§ TASK TO CARRY OUT: Please write out the complete listing that follows, exactly as it reads.

____

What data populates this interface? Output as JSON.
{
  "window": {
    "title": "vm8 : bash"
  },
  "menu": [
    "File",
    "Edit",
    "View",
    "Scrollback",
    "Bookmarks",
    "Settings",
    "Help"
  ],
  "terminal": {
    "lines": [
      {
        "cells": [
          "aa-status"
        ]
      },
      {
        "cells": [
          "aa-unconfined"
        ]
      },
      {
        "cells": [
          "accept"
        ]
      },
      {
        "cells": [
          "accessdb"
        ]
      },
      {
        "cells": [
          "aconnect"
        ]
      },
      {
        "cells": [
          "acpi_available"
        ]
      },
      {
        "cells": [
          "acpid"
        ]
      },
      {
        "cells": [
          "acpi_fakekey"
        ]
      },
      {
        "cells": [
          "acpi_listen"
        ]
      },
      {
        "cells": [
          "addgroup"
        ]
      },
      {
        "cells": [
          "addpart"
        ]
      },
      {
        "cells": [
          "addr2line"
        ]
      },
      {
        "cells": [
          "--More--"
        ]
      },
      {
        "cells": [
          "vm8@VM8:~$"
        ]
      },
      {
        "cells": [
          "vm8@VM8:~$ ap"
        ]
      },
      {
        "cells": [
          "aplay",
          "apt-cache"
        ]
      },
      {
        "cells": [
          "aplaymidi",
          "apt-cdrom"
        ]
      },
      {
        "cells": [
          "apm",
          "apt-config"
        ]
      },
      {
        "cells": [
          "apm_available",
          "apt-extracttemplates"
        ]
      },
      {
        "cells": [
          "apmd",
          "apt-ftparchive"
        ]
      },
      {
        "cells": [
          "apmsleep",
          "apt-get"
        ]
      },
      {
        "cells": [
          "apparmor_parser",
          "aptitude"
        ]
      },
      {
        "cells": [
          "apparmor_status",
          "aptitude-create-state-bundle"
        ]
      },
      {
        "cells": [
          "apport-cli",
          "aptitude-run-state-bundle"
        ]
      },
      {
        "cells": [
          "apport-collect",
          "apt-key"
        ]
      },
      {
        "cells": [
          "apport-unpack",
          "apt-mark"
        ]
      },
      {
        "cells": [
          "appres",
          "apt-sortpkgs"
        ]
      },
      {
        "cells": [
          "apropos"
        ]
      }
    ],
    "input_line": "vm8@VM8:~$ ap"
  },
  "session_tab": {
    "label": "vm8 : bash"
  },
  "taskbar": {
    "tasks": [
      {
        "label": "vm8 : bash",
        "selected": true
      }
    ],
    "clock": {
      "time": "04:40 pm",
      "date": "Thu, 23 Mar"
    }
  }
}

____

§ ANSWER TO THE TASK:
What data populates this interface? Output as JSON.
{
  "window": {
    "title": "vm8 : bash"
  },
  "menu": [
    "File",
    "Edit",
    "View",
    "Scrollback",
    "Bookmarks",
    "Settings",
    "Help"
  ],
  "terminal": {
    "lines": [
      {
        "cells": [
          "aa-status"
        ]
      },
      {
        "cells": [
          "aa-unconfined"
        ]
      },
      {
        "cells": [
          "accept"
        ]
      },
      {
        "cells": [
          "accessdb"
        ]
      },
      {
        "cells": [
          "aconnect"
        ]
      },
      {
        "cells": [
          "acpi_available"
        ]
      },
      {
        "cells": [
          "acpid"
        ]
      },
      {
        "cells": [
          "acpi_fakekey"
        ]
      },
      {
        "cells": [
          "acpi_listen"
        ]
      },
      {
        "cells": [
          "addgroup"
        ]
      },
      {
        "cells": [
          "addpart"
        ]
      },
      {
        "cells": [
          "addr2line"
        ]
      },
      {
        "cells": [
          "--More--"
        ]
      },
      {
        "cells": [
          "vm8@VM8:~$"
        ]
      },
      {
        "cells": [
          "vm8@VM8:~$ ap"
        ]
      },
      {
        "cells": [
          "aplay",
          "apt-cache"
        ]
      },
      {
        "cells": [
          "aplaymidi",
          "apt-cdrom"
        ]
      },
      {
        "cells": [
          "apm",
          "apt-config"
        ]
      },
      {
        "cells": [
          "apm_available",
          "apt-extracttemplates"
        ]
      },
      {
        "cells": [
          "apmd",
          "apt-ftparchive"
        ]
      },
      {
        "cells": [
          "apmsleep",
          "apt-get"
        ]
      },
      {
        "cells": [
          "apparmor_parser",
          "aptitude"
        ]
      },
      {
        "cells": [
          "apparmor_status",
          "aptitude-create-state-bundle"
        ]
      },
      {
        "cells": [
          "apport-cli",
          "aptitude-run-state-bundle"
        ]
      },
      {
        "cells": [
          "apport-collect",
          "apt-key"
        ]
      },
      {
        "cells": [
          "apport-unpack",
          "apt-mark"
        ]
      },
      {
        "cells": [
          "appres",
          "apt-sortpkgs"
        ]
      },
      {
        "cells": [
          "apropos"
        ]
      }
    ],
    "input_line": "vm8@VM8:~$ ap"
  },
  "session_tab": {
    "label": "vm8 : bash"
  },
  "taskbar": {
    "tasks": [
      {
        "label": "vm8 : bash",
        "selected": true
      }
    ],
    "clock": {
      "time": "04:40 pm",
      "date": "Thu, 23 Mar"
    }
  }
}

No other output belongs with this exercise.